[Dataset listings of figures]
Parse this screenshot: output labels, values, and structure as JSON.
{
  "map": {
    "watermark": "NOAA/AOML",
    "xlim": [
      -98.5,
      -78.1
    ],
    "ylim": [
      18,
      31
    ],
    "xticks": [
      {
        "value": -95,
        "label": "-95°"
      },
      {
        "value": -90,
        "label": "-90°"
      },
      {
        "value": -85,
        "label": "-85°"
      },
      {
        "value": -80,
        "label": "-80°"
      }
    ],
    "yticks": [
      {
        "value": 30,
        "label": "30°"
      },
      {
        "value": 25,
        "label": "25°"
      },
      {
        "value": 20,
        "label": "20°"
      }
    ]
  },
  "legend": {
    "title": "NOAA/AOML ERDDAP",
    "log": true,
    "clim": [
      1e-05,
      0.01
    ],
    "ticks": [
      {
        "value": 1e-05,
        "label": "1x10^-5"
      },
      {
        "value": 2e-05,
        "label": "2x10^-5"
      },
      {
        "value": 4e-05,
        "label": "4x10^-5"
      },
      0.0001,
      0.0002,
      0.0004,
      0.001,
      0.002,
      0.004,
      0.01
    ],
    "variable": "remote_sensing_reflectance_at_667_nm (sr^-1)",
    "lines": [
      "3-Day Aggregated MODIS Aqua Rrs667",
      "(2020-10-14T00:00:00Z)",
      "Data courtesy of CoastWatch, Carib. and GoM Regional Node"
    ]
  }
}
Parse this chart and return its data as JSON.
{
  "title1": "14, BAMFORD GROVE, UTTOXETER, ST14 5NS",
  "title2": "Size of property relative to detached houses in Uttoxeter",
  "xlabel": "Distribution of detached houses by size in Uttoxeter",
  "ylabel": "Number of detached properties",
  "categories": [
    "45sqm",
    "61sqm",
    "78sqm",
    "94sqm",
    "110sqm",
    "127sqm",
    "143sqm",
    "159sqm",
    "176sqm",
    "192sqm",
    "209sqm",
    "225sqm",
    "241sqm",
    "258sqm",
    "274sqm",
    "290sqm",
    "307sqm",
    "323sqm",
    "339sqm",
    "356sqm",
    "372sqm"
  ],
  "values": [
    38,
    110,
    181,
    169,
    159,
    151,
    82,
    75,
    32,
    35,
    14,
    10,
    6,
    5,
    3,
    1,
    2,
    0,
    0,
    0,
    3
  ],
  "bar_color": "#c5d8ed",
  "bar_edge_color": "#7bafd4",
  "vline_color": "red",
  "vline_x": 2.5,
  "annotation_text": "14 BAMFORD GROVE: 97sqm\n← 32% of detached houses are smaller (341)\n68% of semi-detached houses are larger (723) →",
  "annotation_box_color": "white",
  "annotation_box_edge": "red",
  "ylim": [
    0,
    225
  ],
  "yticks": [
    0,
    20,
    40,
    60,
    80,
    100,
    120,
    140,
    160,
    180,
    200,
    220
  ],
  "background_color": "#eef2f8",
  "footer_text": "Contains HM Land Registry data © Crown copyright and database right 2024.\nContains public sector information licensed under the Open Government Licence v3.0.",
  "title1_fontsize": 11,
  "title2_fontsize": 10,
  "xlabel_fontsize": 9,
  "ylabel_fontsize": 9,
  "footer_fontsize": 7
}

(THE TASK)
Look through the records and gather each line with the word "GROVE".

(FINISHED ANSWER)
  "title1": "14, BAMFORD GROVE, UTTOXETER, ST14 5NS",
  "annotation_text": "14 BAMFORD GROVE: 97sqm\n← 32% of detached houses are smaller (341)\n68% of semi-detached houses are larger (723) →",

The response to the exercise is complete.